** RECORD SET **
>>>>>

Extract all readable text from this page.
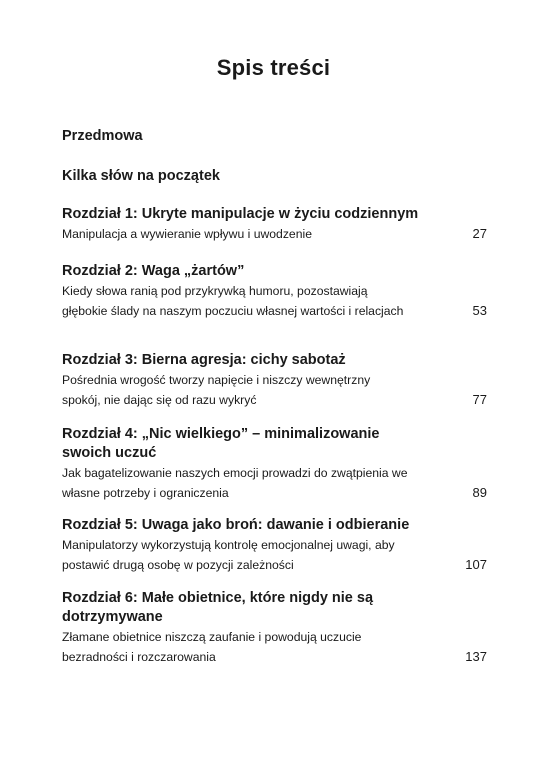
Spis treści
Przedmowa
Kilka słów na początek
Rozdział 1: Ukryte manipulacje w życiu codziennym
Manipulacja a wywieranie wpływu i uwodzenie	27
Rozdział 2: Waga „żartów”
Kiedy słowa ranią pod przykrywką humoru, pozostawiają głębokie ślady na naszym poczuciu własnej wartości i relacjach	53
Rozdział 3: Bierna agresja: cichy sabotaż
Pośrednia wrogość tworzy napięcie i niszczy wewnętrzny spokój, nie dając się od razu wykryć	77
Rozdział 4: „Nic wielkiego” – minimalizowanie swoich uczuć
Jak bagatelizowanie naszych emocji prowadzi do zwątpienia we własne potrzeby i ograniczenia	89
Rozdział 5: Uwaga jako broń: dawanie i odbieranie
Manipulatorzy wykorzystują kontrolę emocjonalnej uwagi, aby postawić drugą osobę w pozycji zależności	107
Rozdział 6: Małe obietnice, które nigdy nie są dotrzymywane
Złamane obietnice niszczą zaufanie i powodują uczucie bezradności i rozczarowania	137
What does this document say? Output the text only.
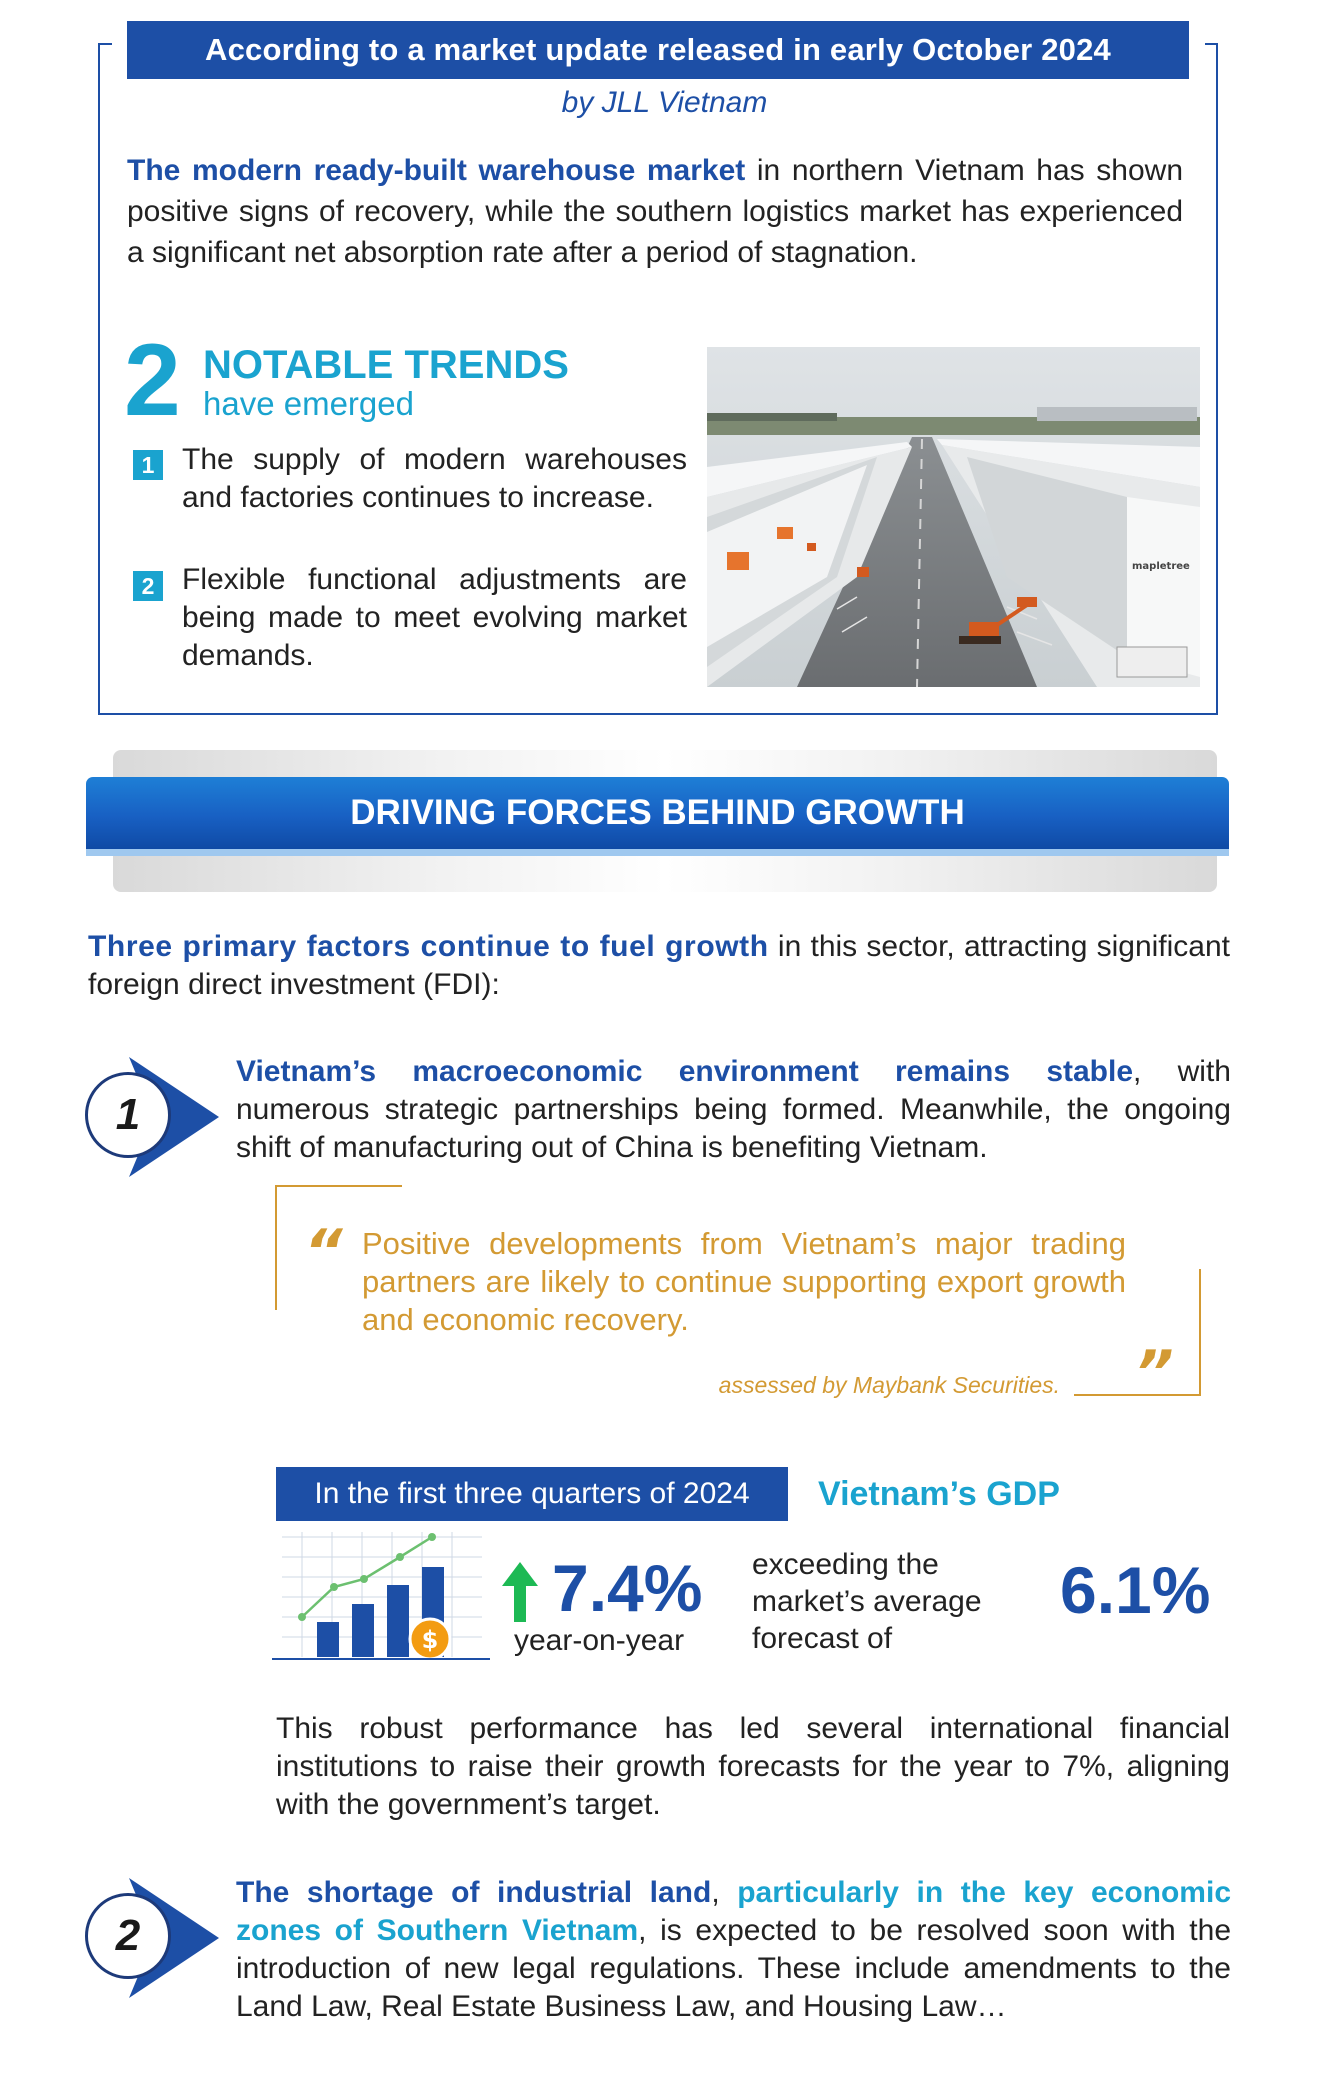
According to a market update released in early October 2024
by JLL Vietnam

The modern ready-built warehouse market in northern Vietnam has shown positive signs of recovery, while the southern logistics market has experienced a significant net absorption rate after a period of stagnation.

2 NOTABLE TRENDS
have emerged
1 The supply of modern warehouses and factories continues to increase.

2 Flexible functional adjustments are being made to meet evolving market demands.

mapletree
DRIVING FORCES BEHIND GROWTH

Three primary factors continue to fuel growth in this sector, attracting significant foreign direct investment (FDI):

1

Vietnam’s macroeconomic environment remains stable, with numerous strategic partnerships being formed. Meanwhile, the ongoing shift of manufacturing out of China is benefiting Vietnam.

“
”

Positive developments from Vietnam’s major trading partners are likely to continue supporting export growth and economic recovery.

assessed by Maybank Securities.
In the first three quarters of 2024	Vietnam’s GDP
$
7.4%
year-on-year

exceeding the market’s average forecast of

6.1%

This robust performance has led several international financial institutions to raise their growth forecasts for the year to 7%, aligning with the government’s target.

2

The shortage of industrial land, particularly in the key economic zones of Southern Vietnam, is expected to be resolved soon with the introduction of new legal regulations. These include amendments to the Land Law, Real Estate Business Law, and Housing Law…
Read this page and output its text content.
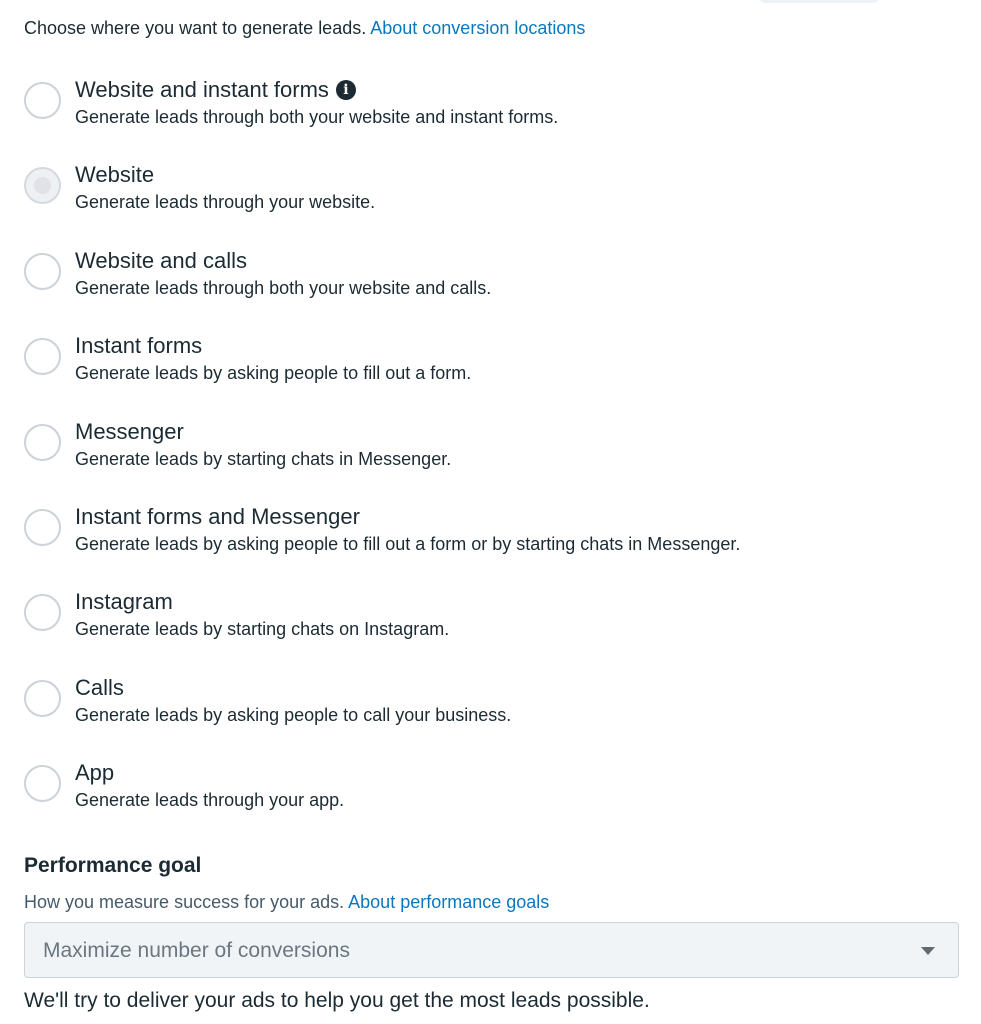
Choose where you want to generate leads. About conversion locations
Website and instant forms	i
Generate leads through both your website and instant forms.
Website
Generate leads through your website.
Website and calls
Generate leads through both your website and calls.
Instant forms
Generate leads by asking people to fill out a form.
Messenger
Generate leads by starting chats in Messenger.
Instant forms and Messenger
Generate leads by asking people to fill out a form or by starting chats in Messenger.
Instagram
Generate leads by starting chats on Instagram.
Calls
Generate leads by asking people to call your business.
App
Generate leads through your app.
Performance goal
How you measure success for your ads. About performance goals
Maximize number of conversions
We'll try to deliver your ads to help you get the most leads possible.
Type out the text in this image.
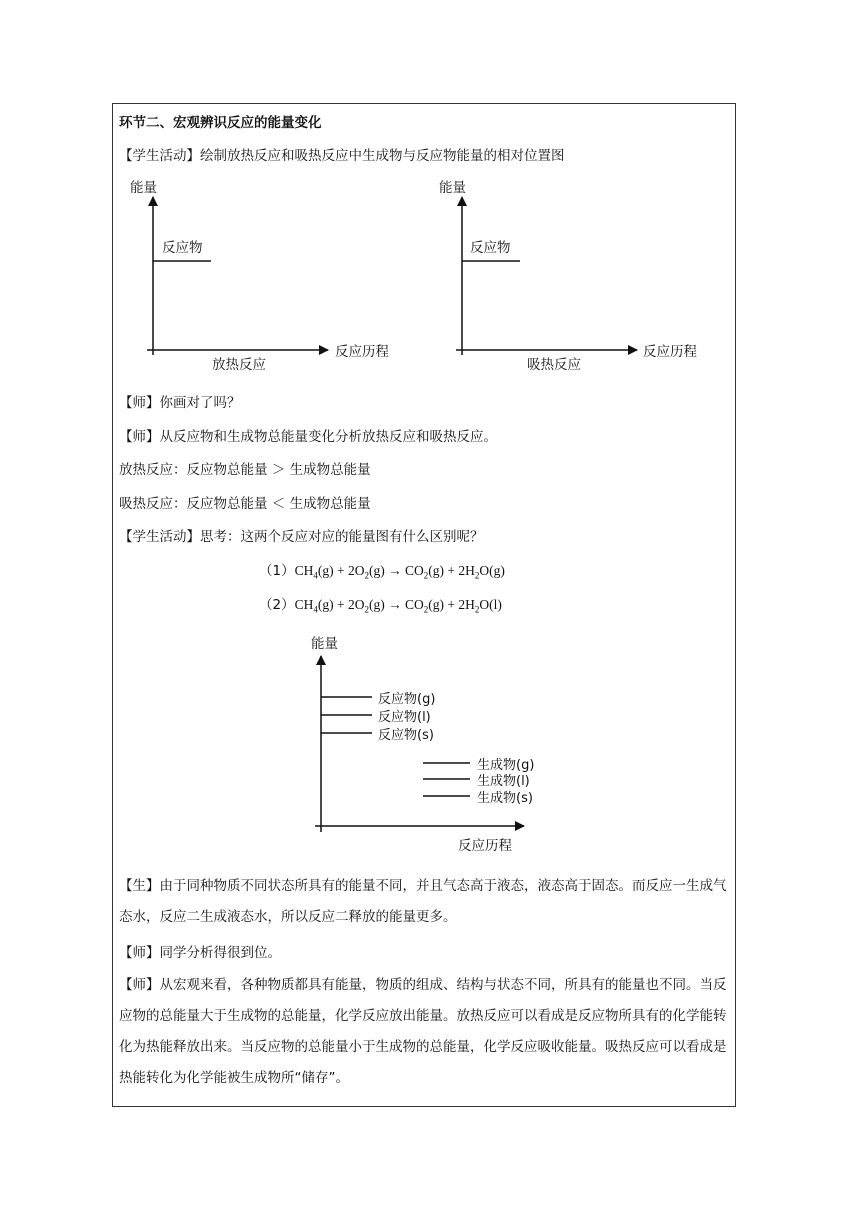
环节二、宏观辨识反应的能量变化
【学生活动】绘制放热反应和吸热反应中生成物与反应物能量的相对位置图
能量
反应物
反应历程
放热反应
能量
反应物
反应历程
吸热反应
能量
反应历程
反应物(g)
反应物(l)
反应物(s)
生成物(g)
生成物(l)
生成物(s)
【师】你画对了吗？
【师】从反应物和生成物总能量变化分析放热反应和吸热反应。
放热反应：反应物总能量 ＞ 生成物总能量
吸热反应：反应物总能量 ＜ 生成物总能量
【学生活动】思考：这两个反应对应的能量图有什么区别呢？
$(1)CH_4(g) + 2O_2(g) \to CO_2(g) + 2H_2O(g)$
$(2)CH_4(g) + 2O_2(g) \to CO_2(g) + 2H_2O(l)$
【生】由于同种物质不同状态所具有的能量不同，并且气态高于液态，液态高于固态。而反应一生成气态水，反应二生成液态水，所以反应二释放的能量更多。
【师】同学分析得很到位。
【师】从宏观来看，各种物质都具有能量，物质的组成、结构与状态不同，所具有的能量也不同。当反应物的总能量大于生成物的总能量，化学反应放出能量。放热反应可以看成是反应物所具有的化学能转化为热能释放出来。当反应物的总能量小于生成物的总能量，化学反应吸收能量。吸热反应可以看成是热能转化为化学能被生成物所“储存”。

<<<<<

** WHAT YOU NEED TO DO **
Give only the number of lines in the material above that hold the word "反应物总能量".

** EXERCISE OUTPUT **
2